▼▼▼

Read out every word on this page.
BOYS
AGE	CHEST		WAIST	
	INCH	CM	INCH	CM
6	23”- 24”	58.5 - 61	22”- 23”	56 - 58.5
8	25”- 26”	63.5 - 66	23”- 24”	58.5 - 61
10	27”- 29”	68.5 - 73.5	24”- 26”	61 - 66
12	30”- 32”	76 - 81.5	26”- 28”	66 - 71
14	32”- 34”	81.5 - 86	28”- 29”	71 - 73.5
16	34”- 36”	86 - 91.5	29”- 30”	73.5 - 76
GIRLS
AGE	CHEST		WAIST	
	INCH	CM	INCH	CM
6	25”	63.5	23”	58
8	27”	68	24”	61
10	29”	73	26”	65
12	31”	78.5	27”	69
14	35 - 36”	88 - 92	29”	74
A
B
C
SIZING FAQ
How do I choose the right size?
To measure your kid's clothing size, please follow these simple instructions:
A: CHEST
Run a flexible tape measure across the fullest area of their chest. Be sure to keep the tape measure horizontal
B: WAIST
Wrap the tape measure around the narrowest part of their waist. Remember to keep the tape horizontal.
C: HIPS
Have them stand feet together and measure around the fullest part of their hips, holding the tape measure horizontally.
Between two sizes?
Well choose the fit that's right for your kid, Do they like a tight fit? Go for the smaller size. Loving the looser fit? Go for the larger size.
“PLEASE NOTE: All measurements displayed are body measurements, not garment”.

▲▲▲

▸ Work to do
Retype the data exactly as given.

▸ Solution
Read out every word on this page.
BOYS
AGE	CHEST		WAIST	
	INCH	CM	INCH	CM
6	23”- 24”	58.5 - 61	22”- 23”	56 - 58.5
8	25”- 26”	63.5 - 66	23”- 24”	58.5 - 61
10	27”- 29”	68.5 - 73.5	24”- 26”	61 - 66
12	30”- 32”	76 - 81.5	26”- 28”	66 - 71
14	32”- 34”	81.5 - 86	28”- 29”	71 - 73.5
16	34”- 36”	86 - 91.5	29”- 30”	73.5 - 76
GIRLS
AGE	CHEST		WAIST	
	INCH	CM	INCH	CM
6	25”	63.5	23”	58
8	27”	68	24”	61
10	29”	73	26”	65
12	31”	78.5	27”	69
14	35 - 36”	88 - 92	29”	74
A
B
C
SIZING FAQ
How do I choose the right size?
To measure your kid's clothing size, please follow these simple instructions:
A: CHEST
Run a flexible tape measure across the fullest area of their chest. Be sure to keep the tape measure horizontal
B: WAIST
Wrap the tape measure around the narrowest part of their waist. Remember to keep the tape horizontal.
C: HIPS
Have them stand feet together and measure around the fullest part of their hips, holding the tape measure horizontally.
Between two sizes?
Well choose the fit that's right for your kid, Do they like a tight fit? Go for the smaller size. Loving the looser fit? Go for the larger size.
“PLEASE NOTE: All measurements displayed are body measurements, not garment”.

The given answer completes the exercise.